(Figure collection entries)
** start **

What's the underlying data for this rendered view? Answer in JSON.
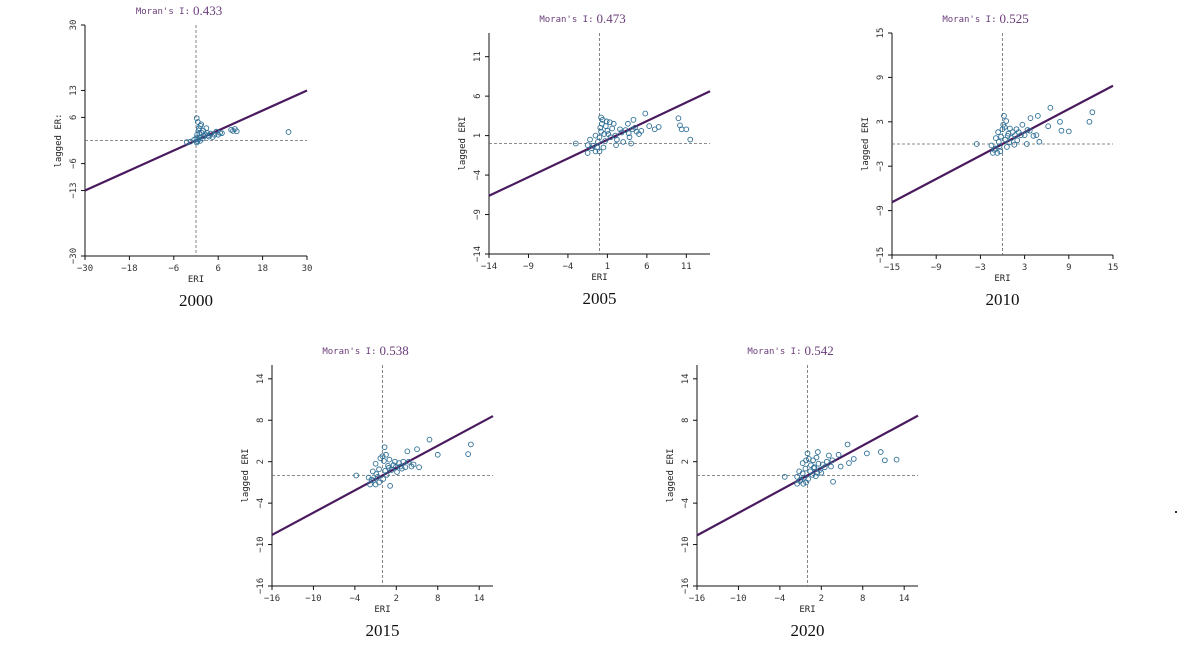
{
  "chart_data": [
    {
      "type": "scatter",
      "year": "2000",
      "title_label": "Moran's I:",
      "moran_i": "0.433",
      "xlabel": "ERI",
      "ylabel": "lagged ERI",
      "caption": "2000",
      "xlim": [
        -30,
        30
      ],
      "ylim": [
        -30,
        30
      ],
      "xticks": [
        -30,
        -18,
        -6,
        6,
        18,
        30
      ],
      "yticks": [
        -30,
        -13,
        -6,
        6,
        13,
        30
      ],
      "ytick_labels": [
        "-30",
        "-13",
        "-6",
        "6",
        "13",
        "30"
      ],
      "ylabel_display": "lagged ER:",
      "slope": 0.433,
      "points": [
        [
          0.2,
          5.8
        ],
        [
          0.5,
          4.8
        ],
        [
          1.2,
          3.8
        ],
        [
          0.8,
          3.2
        ],
        [
          2,
          2.5
        ],
        [
          1.5,
          2
        ],
        [
          3,
          2
        ],
        [
          2.5,
          1.6
        ],
        [
          4,
          1.8
        ],
        [
          5,
          1.5
        ],
        [
          6,
          1.5
        ],
        [
          9.5,
          2.8
        ],
        [
          10,
          2.5
        ],
        [
          11,
          2.4
        ],
        [
          10.5,
          3
        ],
        [
          0.3,
          1.5
        ],
        [
          0.1,
          0.6
        ],
        [
          0.6,
          0.3
        ],
        [
          1,
          0.9
        ],
        [
          -0.5,
          0.2
        ],
        [
          -1.5,
          -0.3
        ],
        [
          -2.5,
          -0.4
        ],
        [
          0.4,
          -0.2
        ],
        [
          1.8,
          0.5
        ],
        [
          3.5,
          1
        ],
        [
          4.5,
          0.9
        ],
        [
          2.2,
          1.1
        ],
        [
          6.5,
          2
        ],
        [
          7,
          1.9
        ],
        [
          25,
          2.2
        ],
        [
          0.7,
          2.6
        ],
        [
          1.4,
          4.2
        ],
        [
          0.9,
          1.8
        ],
        [
          2.8,
          3.2
        ],
        [
          3.2,
          1.3
        ],
        [
          5.5,
          2.3
        ],
        [
          1.1,
          -0.1
        ],
        [
          0.2,
          -0.5
        ]
      ]
    },
    {
      "type": "scatter",
      "year": "2005",
      "title_label": "Moran's I:",
      "moran_i": "0.473",
      "xlabel": "ERI",
      "ylabel": "lagged ERI",
      "caption": "2005",
      "xlim": [
        -14,
        14
      ],
      "ylim": [
        -14,
        14
      ],
      "xticks": [
        -14,
        -9,
        -4,
        1,
        6,
        11
      ],
      "yticks": [
        -14,
        -9,
        -4,
        1,
        6,
        11
      ],
      "ytick_labels": [
        "-14",
        "-9",
        "-4",
        "1",
        "6",
        "11"
      ],
      "ylabel_display": "lagged ERI",
      "slope": 0.473,
      "points": [
        [
          -3,
          0
        ],
        [
          -1.5,
          -0.2
        ],
        [
          -1.5,
          -1.2
        ],
        [
          -1,
          -0.6
        ],
        [
          -0.5,
          -1
        ],
        [
          0,
          -1
        ],
        [
          -0.2,
          0.2
        ],
        [
          0,
          0.8
        ],
        [
          -0.5,
          1
        ],
        [
          0.2,
          1.5
        ],
        [
          0.1,
          2
        ],
        [
          0.3,
          2.5
        ],
        [
          0.2,
          3.3
        ],
        [
          0.4,
          3
        ],
        [
          0.8,
          2.2
        ],
        [
          0.6,
          1.2
        ],
        [
          1,
          1.6
        ],
        [
          1.3,
          2.7
        ],
        [
          1.6,
          1.9
        ],
        [
          1.8,
          2.5
        ],
        [
          2,
          1
        ],
        [
          2.2,
          0.5
        ],
        [
          2.1,
          -0.2
        ],
        [
          2.6,
          1.8
        ],
        [
          3,
          0.2
        ],
        [
          3.3,
          1.7
        ],
        [
          3.6,
          2.5
        ],
        [
          3.7,
          1.3
        ],
        [
          3.8,
          0.8
        ],
        [
          4,
          0
        ],
        [
          4.2,
          1.8
        ],
        [
          4.3,
          3
        ],
        [
          4.5,
          2
        ],
        [
          4.7,
          1.5
        ],
        [
          5,
          1.2
        ],
        [
          5.3,
          1.6
        ],
        [
          5.8,
          3.8
        ],
        [
          6.3,
          2.2
        ],
        [
          7,
          1.8
        ],
        [
          7.5,
          2.1
        ],
        [
          10,
          3.2
        ],
        [
          10.2,
          2.3
        ],
        [
          10.4,
          1.8
        ],
        [
          11,
          1.8
        ],
        [
          11.5,
          0.5
        ],
        [
          -0.8,
          -0.3
        ],
        [
          -1.2,
          0.5
        ],
        [
          0.5,
          -0.5
        ],
        [
          1.4,
          0.8
        ],
        [
          2.8,
          1.4
        ],
        [
          0.7,
          0.3
        ],
        [
          -0.3,
          -0.5
        ],
        [
          0.9,
          2.8
        ],
        [
          1.1,
          1.2
        ]
      ]
    },
    {
      "type": "scatter",
      "year": "2010",
      "title_label": "Moran's I:",
      "moran_i": "0.525",
      "xlabel": "ERI",
      "ylabel": "lagged ERI",
      "caption": "2010",
      "xlim": [
        -15,
        15
      ],
      "ylim": [
        -15,
        15
      ],
      "xticks": [
        -15,
        -9,
        -3,
        3,
        9,
        15
      ],
      "yticks": [
        -15,
        -9,
        -3,
        3,
        9,
        15
      ],
      "ytick_labels": [
        "-15",
        "-9",
        "-3",
        "3",
        "9",
        "15"
      ],
      "ylabel_display": "lagged ERI",
      "slope": 0.525,
      "points": [
        [
          -3.5,
          0
        ],
        [
          -1.5,
          -0.2
        ],
        [
          -1.3,
          -1.2
        ],
        [
          -1,
          -0.6
        ],
        [
          -0.7,
          -1.2
        ],
        [
          -0.3,
          -1
        ],
        [
          -0.5,
          0.3
        ],
        [
          -0.2,
          1
        ],
        [
          -0.6,
          1.6
        ],
        [
          0,
          2
        ],
        [
          0.1,
          2.6
        ],
        [
          0.2,
          3.8
        ],
        [
          0.5,
          3.1
        ],
        [
          0.3,
          2.3
        ],
        [
          0.8,
          1.4
        ],
        [
          1,
          2.1
        ],
        [
          1.2,
          0.8
        ],
        [
          1.4,
          1.6
        ],
        [
          1.7,
          1.2
        ],
        [
          2,
          0.5
        ],
        [
          2.5,
          1.2
        ],
        [
          2.7,
          2.6
        ],
        [
          3,
          1.2
        ],
        [
          3.3,
          0
        ],
        [
          3.4,
          1.9
        ],
        [
          3.7,
          1.8
        ],
        [
          3.8,
          3.5
        ],
        [
          4.2,
          1.1
        ],
        [
          4.6,
          1.2
        ],
        [
          4.8,
          3.8
        ],
        [
          5,
          0.3
        ],
        [
          6.5,
          4.9
        ],
        [
          6.2,
          2.4
        ],
        [
          7.8,
          3
        ],
        [
          8,
          1.8
        ],
        [
          9,
          1.7
        ],
        [
          11.8,
          3
        ],
        [
          12.2,
          4.3
        ],
        [
          -0.9,
          0.8
        ],
        [
          0.6,
          -0.4
        ],
        [
          0.9,
          0.2
        ],
        [
          1.6,
          -0.1
        ],
        [
          2.2,
          1.6
        ],
        [
          -0.4,
          -0.3
        ],
        [
          0.4,
          0.6
        ],
        [
          1.9,
          2
        ],
        [
          -1.1,
          -0.8
        ],
        [
          0.7,
          1.1
        ]
      ]
    },
    {
      "type": "scatter",
      "year": "2015",
      "title_label": "Moran's I:",
      "moran_i": "0.538",
      "xlabel": "ERI",
      "ylabel": "lagged ERI",
      "caption": "2015",
      "xlim": [
        -16,
        16
      ],
      "ylim": [
        -16,
        16
      ],
      "xticks": [
        -16,
        -10,
        -4,
        2,
        8,
        14
      ],
      "yticks": [
        -16,
        -10,
        -4,
        2,
        8,
        14
      ],
      "ytick_labels": [
        "-16",
        "-10",
        "-4",
        "2",
        "8",
        "14"
      ],
      "ylabel_display": "lagged ERI",
      "slope": 0.538,
      "points": [
        [
          -3.8,
          0
        ],
        [
          -2,
          -0.3
        ],
        [
          -1.8,
          -1.3
        ],
        [
          -1.3,
          -0.7
        ],
        [
          -1,
          -1.3
        ],
        [
          -0.5,
          -1
        ],
        [
          -0.9,
          0.2
        ],
        [
          -0.5,
          0.9
        ],
        [
          -1,
          1.7
        ],
        [
          -0.3,
          2.5
        ],
        [
          0,
          2.8
        ],
        [
          0.3,
          4.1
        ],
        [
          0.5,
          3
        ],
        [
          0.2,
          2.1
        ],
        [
          0.8,
          1.4
        ],
        [
          1,
          2.3
        ],
        [
          1.3,
          0.8
        ],
        [
          1.6,
          1.5
        ],
        [
          1.9,
          1.2
        ],
        [
          2.1,
          0.5
        ],
        [
          2.6,
          1.3
        ],
        [
          3,
          2
        ],
        [
          3.3,
          1.2
        ],
        [
          3.6,
          3.5
        ],
        [
          3.8,
          2
        ],
        [
          4.2,
          1.3
        ],
        [
          4.5,
          1.6
        ],
        [
          5,
          3.8
        ],
        [
          5.3,
          1.2
        ],
        [
          6.8,
          5.2
        ],
        [
          8,
          3
        ],
        [
          12.4,
          3.1
        ],
        [
          12.8,
          4.5
        ],
        [
          -1.4,
          0.6
        ],
        [
          0.1,
          -0.5
        ],
        [
          0.6,
          0.1
        ],
        [
          1.1,
          -1.5
        ],
        [
          2.4,
          1.8
        ],
        [
          -0.7,
          -0.2
        ],
        [
          0.4,
          0.7
        ],
        [
          1.8,
          2
        ],
        [
          -1.6,
          -0.6
        ],
        [
          0.9,
          1.1
        ],
        [
          2.8,
          1
        ]
      ]
    },
    {
      "type": "scatter",
      "year": "2020",
      "title_label": "Moran's I:",
      "moran_i": "0.542",
      "xlabel": "ERI",
      "ylabel": "lagged ERI",
      "caption": "2020",
      "xlim": [
        -16,
        16
      ],
      "ylim": [
        -16,
        16
      ],
      "xticks": [
        -16,
        -10,
        -4,
        2,
        8,
        14
      ],
      "yticks": [
        -16,
        -10,
        -4,
        2,
        8,
        14
      ],
      "ytick_labels": [
        "-16",
        "-10",
        "-4",
        "2",
        "8",
        "14"
      ],
      "ylabel_display": "lagged ERI",
      "slope": 0.542,
      "points": [
        [
          -3.3,
          -0.2
        ],
        [
          -1.5,
          -0.2
        ],
        [
          -1.5,
          -1.2
        ],
        [
          -1,
          -0.6
        ],
        [
          -0.6,
          -1.2
        ],
        [
          -0.2,
          -1
        ],
        [
          -0.7,
          0.3
        ],
        [
          -0.3,
          1
        ],
        [
          -0.7,
          1.8
        ],
        [
          -0.2,
          2.2
        ],
        [
          0,
          3.2
        ],
        [
          0.2,
          2.4
        ],
        [
          0.5,
          1.5
        ],
        [
          0.8,
          2.2
        ],
        [
          1,
          1.2
        ],
        [
          1.3,
          2.6
        ],
        [
          1.5,
          3.4
        ],
        [
          1.6,
          1.7
        ],
        [
          1.8,
          0.8
        ],
        [
          2,
          0.4
        ],
        [
          2.5,
          1.2
        ],
        [
          2.8,
          2
        ],
        [
          3.1,
          2.9
        ],
        [
          3.4,
          1.3
        ],
        [
          3.6,
          2.2
        ],
        [
          3.7,
          -0.9
        ],
        [
          4.5,
          3
        ],
        [
          4.8,
          1.3
        ],
        [
          5.8,
          4.5
        ],
        [
          6,
          1.8
        ],
        [
          6.7,
          2.4
        ],
        [
          8.6,
          3.2
        ],
        [
          10.6,
          3.4
        ],
        [
          11.2,
          2.2
        ],
        [
          12.9,
          2.3
        ],
        [
          -1.2,
          0.6
        ],
        [
          0.1,
          -0.5
        ],
        [
          0.7,
          0.1
        ],
        [
          1.2,
          -0.1
        ],
        [
          2.2,
          1.6
        ],
        [
          -0.5,
          -0.3
        ],
        [
          0.4,
          0.6
        ],
        [
          1.4,
          0.4
        ],
        [
          -1.1,
          -0.8
        ],
        [
          0.9,
          1.1
        ]
      ]
    }
  ]
}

** end **

— STATED TASK —
Give only the number of lines in the records that contain the string "slope".

— RESULT BELOW —
5